> Task statement
Set every record down verbatim and omit the pictures.

* START Extracted information *

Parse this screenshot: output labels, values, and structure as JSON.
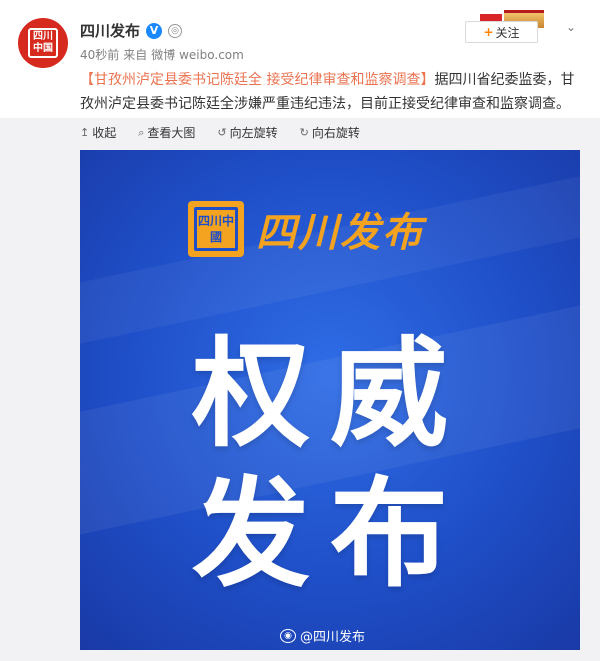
{
  "author": {
    "name": "四川发布",
    "avatar_text": "四川中国",
    "verified_icon": "verified-v-icon",
    "medal_icon": "medal-icon"
  },
  "meta": {
    "time": "40秒前",
    "source_prefix": "来自",
    "source": "微博 weibo.com"
  },
  "follow": {
    "plus": "+",
    "label": "关注"
  },
  "post": {
    "title_link": "【甘孜州泸定县委书记陈廷全 接受纪律审查和监察调查】",
    "body": "据四川省纪委监委，甘孜州泸定县委书记陈廷全涉嫌严重违纪违法，目前正接受纪律审查和监察调查。"
  },
  "toolbar": {
    "collapse": "收起",
    "view_large": "查看大图",
    "rotate_left": "向左旋转",
    "rotate_right": "向右旋转"
  },
  "image": {
    "logo_seal": "四川中國",
    "logo_text": "四川发布",
    "line1": "权威",
    "line2": "发布",
    "watermark": "@四川发布"
  },
  "colors": {
    "brand_red": "#d62a1f",
    "link_orange": "#eb7350",
    "card_blue": "#1f4fc8",
    "logo_gold": "#f3a320"
  }
}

* END Extracted information *

> Output for this task
Parse this screenshot: output labels, values, and structure as JSON.
{
  "author": {
    "name": "四川发布",
    "avatar_text": "四川中国",
    "verified_icon": "verified-v-icon",
    "medal_icon": "medal-icon"
  },
  "meta": {
    "time": "40秒前",
    "source_prefix": "来自",
    "source": "微博 weibo.com"
  },
  "follow": {
    "plus": "+",
    "label": "关注"
  },
  "post": {
    "title_link": "【甘孜州泸定县委书记陈廷全 接受纪律审查和监察调查】",
    "body": "据四川省纪委监委，甘孜州泸定县委书记陈廷全涉嫌严重违纪违法，目前正接受纪律审查和监察调查。"
  },
  "toolbar": {
    "collapse": "收起",
    "view_large": "查看大图",
    "rotate_left": "向左旋转",
    "rotate_right": "向右旋转"
  },
  "image": {
    "logo_seal": "四川中國",
    "logo_text": "四川发布",
    "line1": "权威",
    "line2": "发布",
    "watermark": "@四川发布"
  },
  "colors": {
    "brand_red": "#d62a1f",
    "link_orange": "#eb7350",
    "card_blue": "#1f4fc8",
    "logo_gold": "#f3a320"
  }
}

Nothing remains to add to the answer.